**Task to complete**
Quote the lines of the items below word for word. Begin at the line that contains "series-label-euro-area: Euro area" and stop after the line that contains "y-tick-label: 150 [75, 319, 102, 336]".

**Items**
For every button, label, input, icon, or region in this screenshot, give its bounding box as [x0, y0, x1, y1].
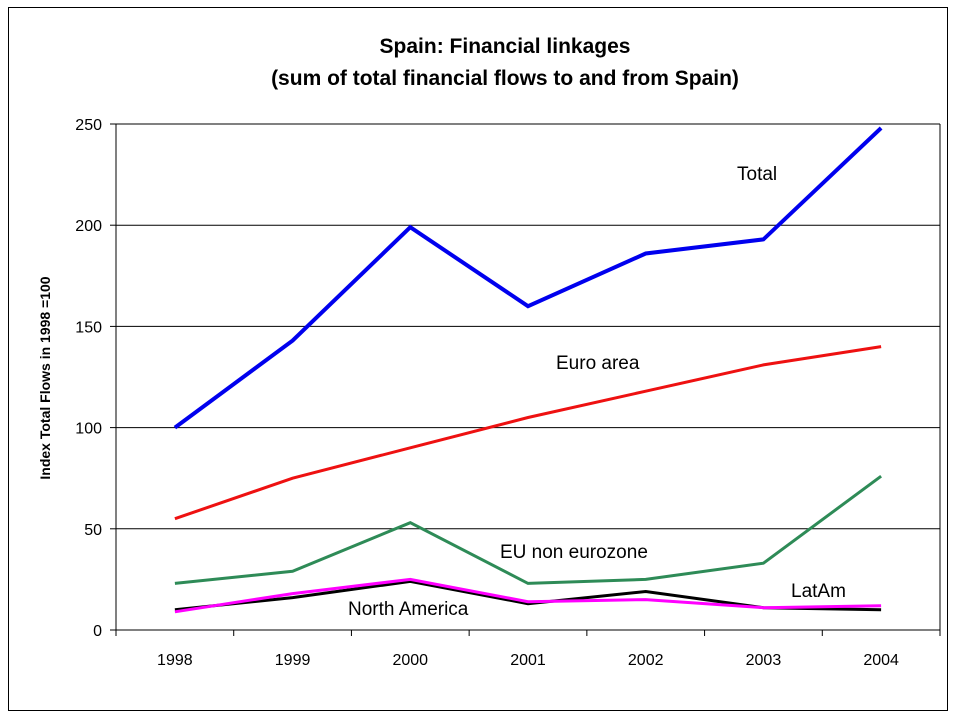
series-label-euro-area: Euro area [556, 353, 640, 374]
x-tick-label: 1999 [275, 652, 311, 669]
y-tick-labels: 0 50 100 150 200 250 [75, 117, 102, 640]
x-tick-label: 2000 [392, 652, 428, 669]
x-tick-label: 2002 [628, 652, 664, 669]
series-label-eu-non-eurozone: EU non eurozone [500, 542, 648, 563]
x-tick-labels: 1998 1999 2000 2001 2002 2003 2004 [157, 652, 899, 669]
series-label-total: Total [737, 164, 777, 185]
x-tick-label: 2004 [863, 652, 899, 669]
series-line-eu-non-eurozone [174, 474, 882, 585]
x-tick-label: 1998 [157, 652, 193, 669]
chart-subtitle: (sum of total financial flows to and fro… [271, 67, 739, 90]
y-tick-label: 100 [75, 421, 102, 438]
x-tick-label: 2003 [746, 652, 782, 669]
series-line-euro-area [174, 345, 882, 521]
y-tick-label: 150 [75, 319, 102, 336]
chart-title: Spain: Financial linkages [380, 35, 631, 58]
series-label-north-america: North America [348, 599, 469, 620]
series-line-total [173, 126, 883, 430]
y-tick-label: 250 [75, 117, 102, 134]
x-tick-label: 2001 [510, 652, 546, 669]
series-label-latam: LatAm [791, 581, 846, 602]
y-tick-label: 0 [93, 623, 102, 640]
series-line-latam [174, 577, 882, 614]
y-tick-label: 50 [84, 522, 102, 539]
gridlines [116, 123, 940, 530]
y-tick-label: 200 [75, 218, 102, 235]
series-lines [173, 126, 883, 614]
y-axis-label: Index Total Flows in 1998 =100 [37, 276, 53, 479]
axes [110, 123, 941, 636]
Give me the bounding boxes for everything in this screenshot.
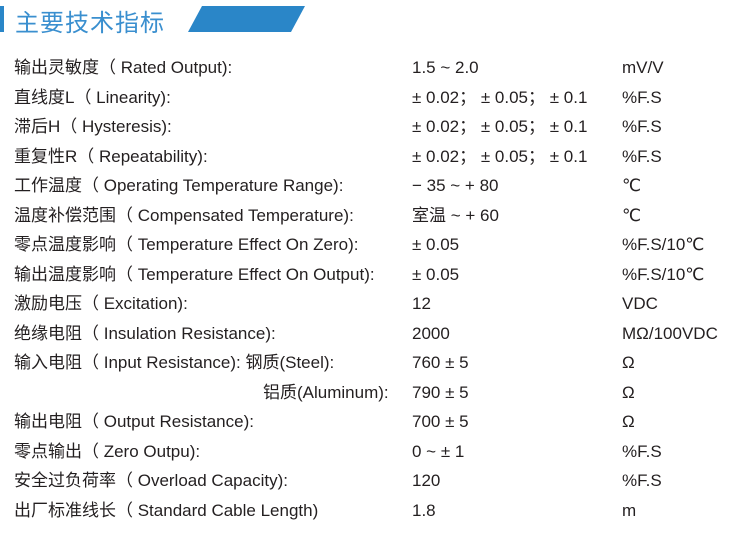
spec-row: 输出温度影响（ Temperature Effect On Output): ± … xyxy=(0,262,739,288)
title-decoration xyxy=(188,6,305,32)
spec-row: 输出灵敏度（ Rated Output): 1.5 ~ 2.0 mV/V xyxy=(0,55,739,81)
spec-value: ± 0.05 xyxy=(412,264,460,284)
spec-value: 12 xyxy=(412,294,431,313)
spec-label: 输入电阻（ Input Resistance): 钢质(Steel): xyxy=(14,353,335,372)
spec-label: 输出电阻（ Output Resistance): xyxy=(14,412,254,431)
spec-label: 零点输出（ Zero Outpu): xyxy=(14,441,201,461)
spec-value: 120 xyxy=(412,471,441,490)
spec-label: 输出灵敏度（ Rated Output): xyxy=(14,58,233,77)
spec-unit: %F.S xyxy=(622,471,662,490)
spec-row: 重复性R（ Repeatability): ± 0.02； ± 0.05； ± 0… xyxy=(0,144,739,170)
spec-value: ± 0.02； ± 0.05； ± 0.1 xyxy=(412,117,588,136)
spec-unit: mV/V xyxy=(622,58,664,77)
spec-unit: ℃ xyxy=(622,176,642,195)
spec-value: 790 ± 5 xyxy=(412,382,469,402)
spec-row: 滞后H（ Hysteresis): ± 0.02； ± 0.05； ± 0.1 %F… xyxy=(0,114,739,140)
spec-unit: ℃ xyxy=(622,205,642,225)
spec-unit: Ω xyxy=(622,382,635,402)
spec-label: 零点温度影响（ Temperature Effect On Zero): xyxy=(14,235,359,254)
spec-row: 出厂标准线长（ Standard Cable Length) 1.8 m xyxy=(0,498,739,524)
spec-unit: %F.S/10℃ xyxy=(622,235,705,254)
spec-unit: Ω xyxy=(622,353,635,372)
spec-row: 安全过负荷率（ Overload Capacity): 120 %F.S xyxy=(0,468,739,494)
spec-unit: VDC xyxy=(622,294,658,313)
spec-row: 直线度L（ Linearity): ± 0.02； ± 0.05； ± 0.1 %F… xyxy=(0,85,739,111)
spec-value: 1.8 xyxy=(412,500,436,520)
spec-unit: %F.S xyxy=(622,117,662,136)
spec-label: 直线度L（ Linearity): xyxy=(14,87,171,107)
spec-row: 绝缘电阻（ Insulation Resistance): 2000 MΩ/100V… xyxy=(0,321,739,347)
spec-row: 零点输出（ Zero Outpu): 0 ~ ± 1 %F.S xyxy=(0,439,739,465)
spec-label: 铝质(Aluminum): xyxy=(263,382,389,402)
spec-value: ± 0.02； ± 0.05； ± 0.1 xyxy=(412,87,588,107)
spec-label: 重复性R（ Repeatability): xyxy=(14,146,208,166)
spec-unit: %F.S xyxy=(622,87,662,107)
spec-row: 工作温度（ Operating Temperature Range): − 35 … xyxy=(0,173,739,199)
section-title: 主要技术指标 xyxy=(15,9,165,37)
spec-unit: %F.S xyxy=(622,146,662,166)
spec-value: − 35 ~ + 80 xyxy=(412,176,499,195)
spec-row: 输入电阻（ Input Resistance): 钢质(Steel): 760 ±… xyxy=(0,350,739,376)
spec-value: 1.5 ~ 2.0 xyxy=(412,58,479,77)
spec-label: 绝缘电阻（ Insulation Resistance): xyxy=(14,323,276,343)
spec-label: 激励电压（ Excitation): xyxy=(14,294,188,313)
spec-label: 温度补偿范围（ Compensated Temperature): xyxy=(14,205,354,225)
spec-unit: MΩ/100VDC xyxy=(622,323,718,343)
spec-unit: %F.S/10℃ xyxy=(622,264,705,284)
spec-row: 温度补偿范围（ Compensated Temperature): 室温 ~ + … xyxy=(0,203,739,229)
spec-value: ± 0.02； ± 0.05； ± 0.1 xyxy=(412,146,588,166)
title-accent-bar xyxy=(0,6,4,32)
spec-value: 2000 xyxy=(412,323,450,343)
spec-value: 760 ± 5 xyxy=(412,353,469,372)
spec-label: 滞后H（ Hysteresis): xyxy=(14,117,172,136)
spec-unit: m xyxy=(622,500,637,520)
spec-value: 室温 ~ + 60 xyxy=(412,205,499,225)
spec-row: 铝质(Aluminum): 790 ± 5 Ω xyxy=(0,380,739,406)
spec-value: ± 0.05 xyxy=(412,235,460,254)
spec-value: 0 ~ ± 1 xyxy=(412,441,465,461)
spec-label: 出厂标准线长（ Standard Cable Length) xyxy=(14,500,319,520)
spec-unit: Ω xyxy=(622,412,635,431)
spec-label: 输出温度影响（ Temperature Effect On Output): xyxy=(14,264,375,284)
spec-unit: %F.S xyxy=(622,441,662,461)
spec-label: 工作温度（ Operating Temperature Range): xyxy=(14,176,344,195)
spec-value: 700 ± 5 xyxy=(412,412,469,431)
spec-row: 零点温度影响（ Temperature Effect On Zero): ± 0.… xyxy=(0,232,739,258)
spec-label: 安全过负荷率（ Overload Capacity): xyxy=(14,471,288,490)
spec-row: 输出电阻（ Output Resistance): 700 ± 5 Ω xyxy=(0,409,739,435)
spec-row: 激励电压（ Excitation): 12 VDC xyxy=(0,291,739,317)
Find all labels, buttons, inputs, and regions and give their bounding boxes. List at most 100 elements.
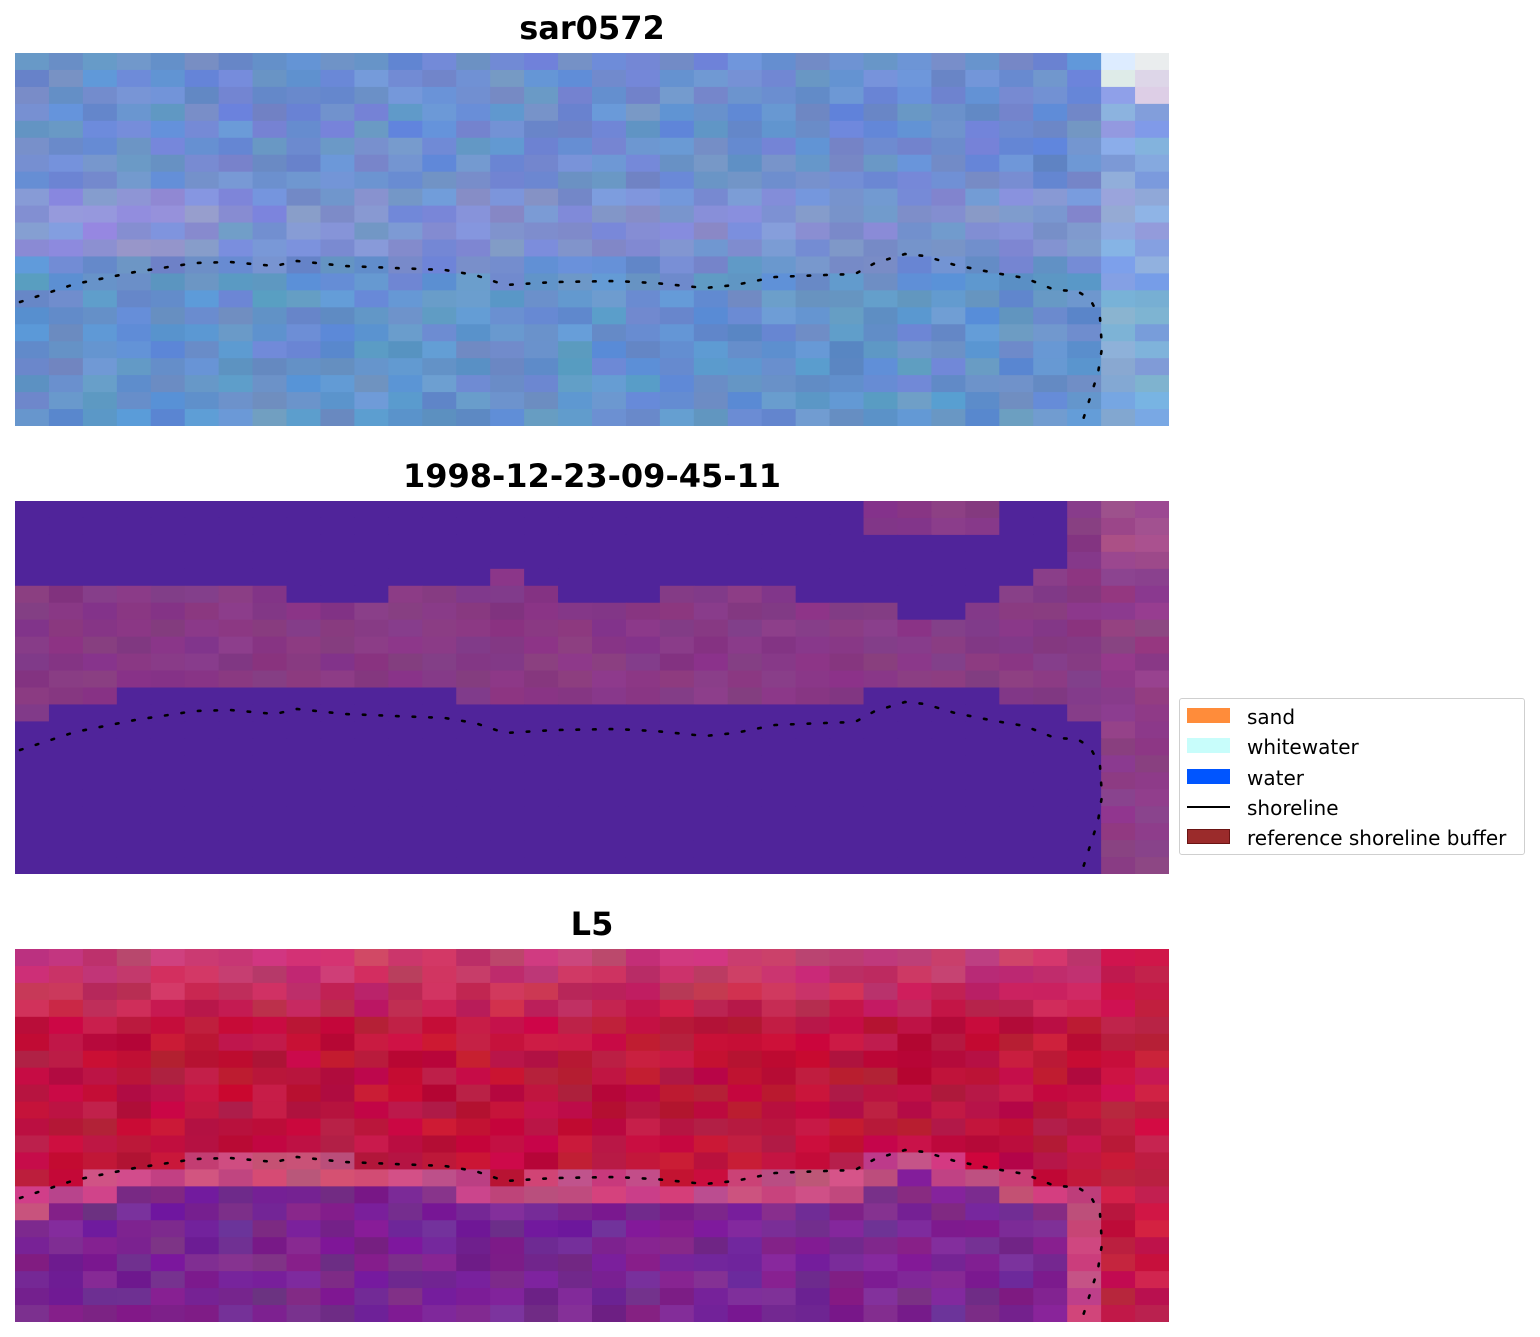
classification-pixel	[863, 585, 899, 604]
classification-pixel	[625, 823, 661, 841]
image-pixel	[388, 171, 423, 190]
index-pixel	[897, 949, 933, 967]
index-pixel	[15, 1203, 50, 1221]
index-pixel	[625, 1254, 661, 1272]
index-pixel	[218, 982, 254, 1001]
image-pixel	[116, 239, 152, 258]
classification-pixel	[1135, 551, 1169, 570]
image-pixel	[82, 69, 118, 88]
image-pixel	[795, 307, 831, 325]
classification-pixel	[286, 568, 322, 587]
classification-pixel	[795, 551, 831, 570]
classification-pixel	[1067, 789, 1102, 807]
index-pixel	[727, 1203, 763, 1221]
classification-pixel	[1033, 772, 1068, 790]
classification-pixel	[15, 772, 50, 790]
image-pixel	[727, 324, 763, 342]
legend-swatch-whitewater	[1187, 738, 1230, 754]
index-pixel	[422, 1305, 457, 1322]
index-pixel	[320, 1033, 356, 1052]
index-pixel	[761, 982, 797, 1001]
image-pixel	[795, 53, 831, 71]
image-pixel	[863, 86, 899, 105]
index-pixel	[422, 1084, 457, 1103]
index-pixel	[1101, 1237, 1136, 1255]
index-pixel	[1067, 1254, 1102, 1272]
index-pixel	[931, 949, 966, 967]
index-pixel	[659, 1203, 695, 1221]
index-pixel	[795, 1101, 831, 1120]
image-pixel	[1101, 103, 1136, 122]
index-pixel	[48, 1220, 84, 1238]
image-pixel	[524, 120, 559, 139]
legend-item-sand: sand	[1180, 705, 1524, 735]
image-pixel	[1033, 69, 1068, 88]
image-pixel	[184, 120, 220, 139]
classification-pixel	[218, 806, 254, 824]
image-pixel	[218, 205, 254, 224]
classification-pixel	[252, 619, 288, 638]
image-pixel	[82, 290, 118, 308]
classification-pixel	[727, 755, 763, 773]
index-pixel	[252, 1084, 288, 1103]
legend: sand whitewater water shoreline referenc…	[1179, 698, 1525, 855]
classification-pixel	[490, 823, 525, 841]
classification-pixel	[1033, 721, 1068, 739]
classification-pixel	[1067, 687, 1102, 706]
image-pixel	[252, 358, 288, 376]
classification-pixel	[388, 670, 423, 689]
image-pixel	[388, 273, 423, 291]
index-pixel	[490, 1135, 525, 1154]
index-pixel	[592, 999, 627, 1018]
image-pixel	[150, 324, 186, 342]
classification-pixel	[252, 738, 288, 756]
image-pixel	[184, 154, 220, 173]
classification-pixel	[150, 585, 186, 604]
classification-pixel	[490, 857, 525, 874]
classification-pixel	[592, 501, 627, 519]
index-pixel	[320, 1237, 356, 1255]
classification-pixel	[490, 704, 525, 722]
image-pixel	[48, 290, 84, 308]
classification-pixel	[795, 721, 831, 739]
index-pixel	[1033, 1220, 1068, 1238]
classification-pixel	[422, 738, 457, 756]
classification-pixel	[150, 534, 186, 553]
index-pixel	[1135, 1084, 1169, 1103]
image-pixel	[388, 222, 423, 241]
classification-pixel	[48, 738, 84, 756]
classification-pixel	[218, 687, 254, 706]
image-pixel	[320, 53, 356, 71]
index-pixel	[252, 949, 288, 967]
classification-pixel	[490, 636, 525, 655]
classification-pixel	[422, 789, 457, 807]
classification-pixel	[354, 721, 389, 739]
image-pixel	[931, 222, 966, 241]
image-pixel	[218, 256, 254, 274]
image-pixel	[15, 188, 50, 207]
image-pixel	[422, 103, 457, 122]
index-pixel	[1101, 965, 1136, 984]
classification-pixel	[558, 840, 593, 858]
classification-pixel	[388, 653, 423, 672]
classification-pixel	[1135, 619, 1169, 638]
index-pixel	[150, 1220, 186, 1238]
classification-pixel	[659, 806, 695, 824]
image-pixel	[388, 324, 423, 342]
image-pixel	[625, 375, 661, 393]
classification-pixel	[965, 806, 1000, 824]
index-pixel	[558, 1033, 593, 1052]
classification-pixel	[354, 823, 389, 841]
image-pixel	[897, 154, 933, 173]
classification-pixel	[218, 670, 254, 689]
image-pixel	[659, 409, 695, 426]
image-pixel	[320, 256, 356, 274]
classification-pixel	[388, 636, 423, 655]
image-pixel	[1101, 69, 1136, 88]
image-pixel	[422, 188, 457, 207]
index-pixel	[218, 949, 254, 967]
image-pixel	[1033, 222, 1068, 241]
index-pixel	[524, 1152, 559, 1170]
index-pixel	[422, 1016, 457, 1035]
classification-pixel	[320, 687, 356, 706]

**Finished task**
series-label-euro-area: Euro area [556, 353, 640, 374]
x-tick-label: 1999 [275, 652, 311, 669]
y-tick-labels: 0 50 100 150 200 250 [75, 117, 102, 640]
x-tick-label: 2000 [392, 652, 428, 669]
x-tick-label: 2002 [628, 652, 664, 669]
series-label-eu-non-eurozone: EU non eurozone [500, 542, 648, 563]
x-tick-labels: 1998 1999 2000 2001 2002 2003 2004 [157, 652, 899, 669]
series-label-total: Total [737, 164, 777, 185]
x-tick-label: 2004 [863, 652, 899, 669]
series-line-eu-non-eurozone [174, 474, 882, 585]
x-tick-label: 1998 [157, 652, 193, 669]
chart-subtitle: (sum of total financial flows to and fro… [271, 67, 739, 90]
y-tick-label: 100 [75, 421, 102, 438]
x-tick-label: 2003 [746, 652, 782, 669]
series-line-euro-area [174, 345, 882, 521]
y-tick-label: 150 [75, 319, 102, 336]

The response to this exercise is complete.